── Records shown

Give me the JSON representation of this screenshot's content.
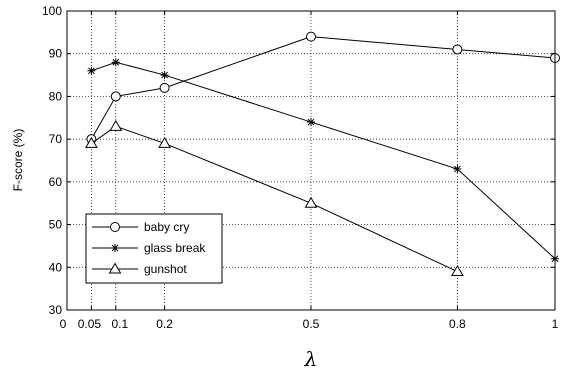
{
  "chart_data": {
    "type": "line",
    "title": "",
    "xlabel": "λ",
    "ylabel": "F-score (%)",
    "xlim": [
      0,
      1
    ],
    "ylim": [
      30,
      100
    ],
    "xticks": [
      0,
      0.05,
      0.1,
      0.2,
      0.5,
      0.8,
      1
    ],
    "xtick_labels": [
      "0",
      "0.05",
      "0.1",
      "0.2",
      "0.5",
      "0.8",
      "1"
    ],
    "yticks": [
      30,
      40,
      50,
      60,
      70,
      80,
      90,
      100
    ],
    "grid": "vertical lines at x ticks",
    "legend_position": "bottom-left",
    "series": [
      {
        "name": "baby cry",
        "marker": "circle",
        "x": [
          0.05,
          0.1,
          0.2,
          0.5,
          0.8,
          1
        ],
        "y": [
          70,
          80,
          82,
          94,
          91,
          89
        ]
      },
      {
        "name": "glass break",
        "marker": "star",
        "x": [
          0.05,
          0.1,
          0.2,
          0.5,
          0.8,
          1
        ],
        "y": [
          86,
          88,
          85,
          74,
          63,
          42
        ]
      },
      {
        "name": "gunshot",
        "marker": "triangle",
        "x": [
          0.05,
          0.1,
          0.2,
          0.5,
          0.8
        ],
        "y": [
          69,
          73,
          69,
          55,
          39
        ]
      }
    ],
    "colors": {
      "line": "#000000",
      "background": "#ffffff"
    }
  }
}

────

Problem to solve: From the data, pick out every line that includes "marker".

Exercise response:
        "marker": "circle",
        "marker": "star",
        "marker": "triangle",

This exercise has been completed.